**Work to do:** Tell how many lines include the string "structured". Answer with a single number.

**Records for processing:**
▶

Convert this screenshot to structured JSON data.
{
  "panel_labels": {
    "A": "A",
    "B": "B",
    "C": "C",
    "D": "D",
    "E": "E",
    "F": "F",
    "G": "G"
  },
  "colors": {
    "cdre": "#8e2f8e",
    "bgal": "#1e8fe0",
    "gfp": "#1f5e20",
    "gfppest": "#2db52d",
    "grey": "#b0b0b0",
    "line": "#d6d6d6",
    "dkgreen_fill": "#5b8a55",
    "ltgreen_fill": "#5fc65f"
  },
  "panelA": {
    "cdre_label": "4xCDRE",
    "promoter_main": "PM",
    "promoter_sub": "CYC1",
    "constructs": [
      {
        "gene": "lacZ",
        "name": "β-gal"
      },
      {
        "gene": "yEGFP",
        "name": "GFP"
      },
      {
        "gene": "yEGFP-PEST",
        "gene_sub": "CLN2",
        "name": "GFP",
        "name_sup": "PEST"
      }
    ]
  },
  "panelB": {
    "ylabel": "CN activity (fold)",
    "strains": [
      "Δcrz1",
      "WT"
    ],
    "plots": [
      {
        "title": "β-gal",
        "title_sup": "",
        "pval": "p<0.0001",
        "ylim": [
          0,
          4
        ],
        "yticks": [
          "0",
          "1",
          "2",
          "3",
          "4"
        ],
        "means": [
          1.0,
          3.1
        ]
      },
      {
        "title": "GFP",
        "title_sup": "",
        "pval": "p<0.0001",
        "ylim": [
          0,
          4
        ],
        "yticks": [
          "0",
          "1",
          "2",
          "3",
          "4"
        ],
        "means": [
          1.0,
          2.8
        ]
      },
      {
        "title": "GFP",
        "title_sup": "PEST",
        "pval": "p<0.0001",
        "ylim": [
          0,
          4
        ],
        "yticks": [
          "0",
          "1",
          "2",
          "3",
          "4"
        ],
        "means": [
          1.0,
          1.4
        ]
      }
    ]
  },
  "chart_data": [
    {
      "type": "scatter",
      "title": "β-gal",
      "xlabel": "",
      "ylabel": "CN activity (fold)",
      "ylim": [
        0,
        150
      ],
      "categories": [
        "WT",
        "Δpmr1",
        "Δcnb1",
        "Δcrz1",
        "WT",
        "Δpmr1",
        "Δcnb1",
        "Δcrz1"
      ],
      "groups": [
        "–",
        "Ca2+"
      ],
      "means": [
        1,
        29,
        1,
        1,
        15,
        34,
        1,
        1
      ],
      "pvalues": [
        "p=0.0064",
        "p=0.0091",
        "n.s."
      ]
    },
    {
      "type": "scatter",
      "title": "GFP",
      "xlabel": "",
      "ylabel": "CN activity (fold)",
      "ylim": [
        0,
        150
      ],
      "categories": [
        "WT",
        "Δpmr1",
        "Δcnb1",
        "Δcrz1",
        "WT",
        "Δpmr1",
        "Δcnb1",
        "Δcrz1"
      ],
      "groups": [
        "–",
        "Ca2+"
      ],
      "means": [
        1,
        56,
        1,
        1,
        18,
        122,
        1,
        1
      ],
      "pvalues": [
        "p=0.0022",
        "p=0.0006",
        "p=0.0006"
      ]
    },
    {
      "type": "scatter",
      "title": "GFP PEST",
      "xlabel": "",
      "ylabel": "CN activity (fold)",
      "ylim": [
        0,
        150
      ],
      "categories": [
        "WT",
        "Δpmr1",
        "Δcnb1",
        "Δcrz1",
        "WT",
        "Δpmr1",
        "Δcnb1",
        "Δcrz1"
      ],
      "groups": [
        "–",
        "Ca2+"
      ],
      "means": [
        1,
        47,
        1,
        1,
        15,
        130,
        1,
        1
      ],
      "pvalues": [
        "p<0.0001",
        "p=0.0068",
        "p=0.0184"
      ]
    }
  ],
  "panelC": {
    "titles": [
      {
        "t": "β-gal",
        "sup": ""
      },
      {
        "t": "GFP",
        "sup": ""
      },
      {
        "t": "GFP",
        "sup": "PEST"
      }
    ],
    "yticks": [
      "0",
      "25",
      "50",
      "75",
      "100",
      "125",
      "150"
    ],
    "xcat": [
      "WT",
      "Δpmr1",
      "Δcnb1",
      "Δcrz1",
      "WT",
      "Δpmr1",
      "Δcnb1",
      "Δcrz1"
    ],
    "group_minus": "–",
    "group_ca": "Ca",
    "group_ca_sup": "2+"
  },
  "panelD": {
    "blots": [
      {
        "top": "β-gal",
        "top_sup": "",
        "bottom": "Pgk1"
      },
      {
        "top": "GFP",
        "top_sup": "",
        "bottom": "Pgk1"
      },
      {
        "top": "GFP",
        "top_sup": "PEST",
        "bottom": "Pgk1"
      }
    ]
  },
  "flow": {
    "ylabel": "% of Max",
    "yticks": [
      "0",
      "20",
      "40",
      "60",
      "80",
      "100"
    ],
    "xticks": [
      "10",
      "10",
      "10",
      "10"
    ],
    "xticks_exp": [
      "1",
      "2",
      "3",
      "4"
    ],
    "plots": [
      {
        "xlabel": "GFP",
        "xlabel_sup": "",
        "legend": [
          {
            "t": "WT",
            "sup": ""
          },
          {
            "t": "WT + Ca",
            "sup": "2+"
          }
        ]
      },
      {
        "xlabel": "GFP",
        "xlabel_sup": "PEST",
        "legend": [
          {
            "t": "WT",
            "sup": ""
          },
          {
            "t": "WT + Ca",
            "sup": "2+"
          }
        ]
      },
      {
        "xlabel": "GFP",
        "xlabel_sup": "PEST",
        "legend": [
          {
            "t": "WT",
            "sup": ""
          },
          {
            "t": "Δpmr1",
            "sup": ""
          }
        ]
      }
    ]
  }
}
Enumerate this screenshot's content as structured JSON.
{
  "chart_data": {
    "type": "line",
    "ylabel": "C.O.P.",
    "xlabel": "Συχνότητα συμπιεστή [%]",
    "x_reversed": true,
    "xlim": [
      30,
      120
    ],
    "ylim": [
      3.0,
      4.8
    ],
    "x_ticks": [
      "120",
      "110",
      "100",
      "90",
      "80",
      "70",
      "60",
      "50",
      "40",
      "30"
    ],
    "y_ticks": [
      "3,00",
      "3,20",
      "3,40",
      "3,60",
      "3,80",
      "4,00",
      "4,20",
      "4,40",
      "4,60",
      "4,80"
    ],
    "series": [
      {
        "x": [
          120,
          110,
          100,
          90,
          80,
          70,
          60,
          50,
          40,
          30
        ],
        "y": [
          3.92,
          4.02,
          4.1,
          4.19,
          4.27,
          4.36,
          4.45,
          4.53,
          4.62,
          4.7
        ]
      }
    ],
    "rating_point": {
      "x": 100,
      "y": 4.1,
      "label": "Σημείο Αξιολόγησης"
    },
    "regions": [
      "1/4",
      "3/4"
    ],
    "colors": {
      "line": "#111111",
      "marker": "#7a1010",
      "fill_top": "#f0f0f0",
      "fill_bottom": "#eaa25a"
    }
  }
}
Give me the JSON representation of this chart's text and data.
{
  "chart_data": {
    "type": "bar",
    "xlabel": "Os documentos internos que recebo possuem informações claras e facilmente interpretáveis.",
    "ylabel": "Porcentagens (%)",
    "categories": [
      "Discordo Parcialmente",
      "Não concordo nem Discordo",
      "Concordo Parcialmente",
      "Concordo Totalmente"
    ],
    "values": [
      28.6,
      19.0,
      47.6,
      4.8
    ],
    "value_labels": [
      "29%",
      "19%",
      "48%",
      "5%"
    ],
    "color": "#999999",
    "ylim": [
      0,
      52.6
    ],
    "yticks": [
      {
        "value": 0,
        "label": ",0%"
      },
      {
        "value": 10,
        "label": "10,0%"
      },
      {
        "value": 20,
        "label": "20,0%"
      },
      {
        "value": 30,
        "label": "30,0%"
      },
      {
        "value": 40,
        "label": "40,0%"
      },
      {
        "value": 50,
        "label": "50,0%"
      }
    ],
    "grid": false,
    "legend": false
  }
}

◀
▶

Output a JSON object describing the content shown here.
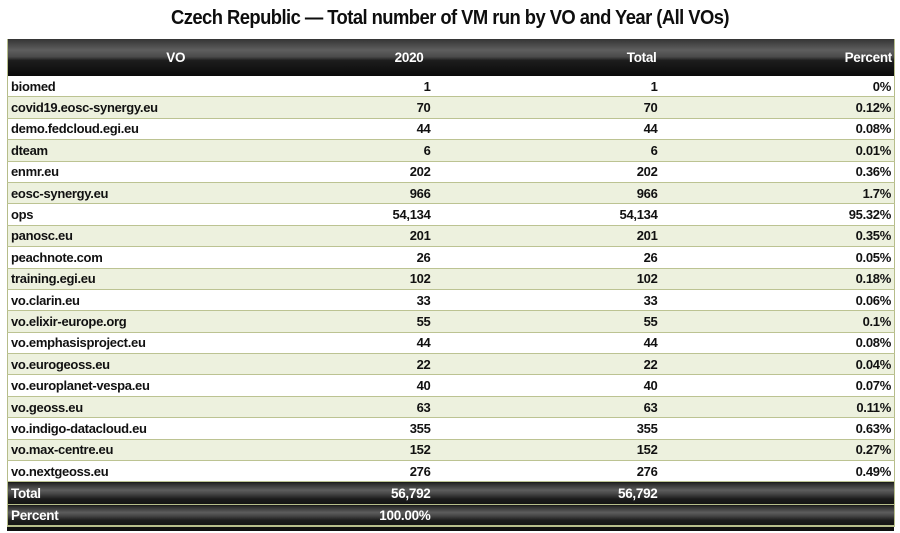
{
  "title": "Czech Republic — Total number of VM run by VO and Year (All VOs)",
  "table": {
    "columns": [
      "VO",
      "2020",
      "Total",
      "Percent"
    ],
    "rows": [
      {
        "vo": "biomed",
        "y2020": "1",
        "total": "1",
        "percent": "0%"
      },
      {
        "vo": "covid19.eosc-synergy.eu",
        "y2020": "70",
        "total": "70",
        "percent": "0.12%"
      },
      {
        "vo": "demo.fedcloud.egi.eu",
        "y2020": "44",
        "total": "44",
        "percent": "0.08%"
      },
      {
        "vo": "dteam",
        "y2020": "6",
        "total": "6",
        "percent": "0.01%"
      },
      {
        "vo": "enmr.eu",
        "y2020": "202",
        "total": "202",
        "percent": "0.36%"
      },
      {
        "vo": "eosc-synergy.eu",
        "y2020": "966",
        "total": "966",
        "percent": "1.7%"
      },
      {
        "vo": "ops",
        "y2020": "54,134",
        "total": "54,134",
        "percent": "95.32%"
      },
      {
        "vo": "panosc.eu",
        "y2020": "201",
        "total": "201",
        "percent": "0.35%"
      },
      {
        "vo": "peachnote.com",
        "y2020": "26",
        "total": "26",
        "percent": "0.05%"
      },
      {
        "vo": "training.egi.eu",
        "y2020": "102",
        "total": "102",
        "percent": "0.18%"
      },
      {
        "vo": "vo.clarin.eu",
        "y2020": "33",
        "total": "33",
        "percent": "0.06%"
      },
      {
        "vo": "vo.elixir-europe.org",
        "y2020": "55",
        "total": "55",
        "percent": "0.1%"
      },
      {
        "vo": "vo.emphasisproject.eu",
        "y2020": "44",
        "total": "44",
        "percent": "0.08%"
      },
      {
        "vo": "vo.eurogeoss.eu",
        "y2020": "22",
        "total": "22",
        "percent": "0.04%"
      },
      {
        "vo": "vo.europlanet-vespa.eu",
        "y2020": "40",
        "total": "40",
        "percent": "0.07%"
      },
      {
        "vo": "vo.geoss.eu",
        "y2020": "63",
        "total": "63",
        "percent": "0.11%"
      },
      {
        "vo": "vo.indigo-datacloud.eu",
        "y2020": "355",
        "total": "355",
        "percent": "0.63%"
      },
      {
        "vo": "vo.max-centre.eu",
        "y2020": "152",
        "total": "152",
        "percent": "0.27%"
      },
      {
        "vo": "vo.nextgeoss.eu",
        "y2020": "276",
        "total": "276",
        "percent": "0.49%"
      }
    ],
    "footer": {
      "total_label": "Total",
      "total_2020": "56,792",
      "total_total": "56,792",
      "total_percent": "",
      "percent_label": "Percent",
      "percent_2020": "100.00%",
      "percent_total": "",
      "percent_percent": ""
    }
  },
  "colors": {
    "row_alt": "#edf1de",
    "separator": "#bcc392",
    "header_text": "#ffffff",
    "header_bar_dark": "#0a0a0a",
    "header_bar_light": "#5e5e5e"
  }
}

◀

**Task answer:** 2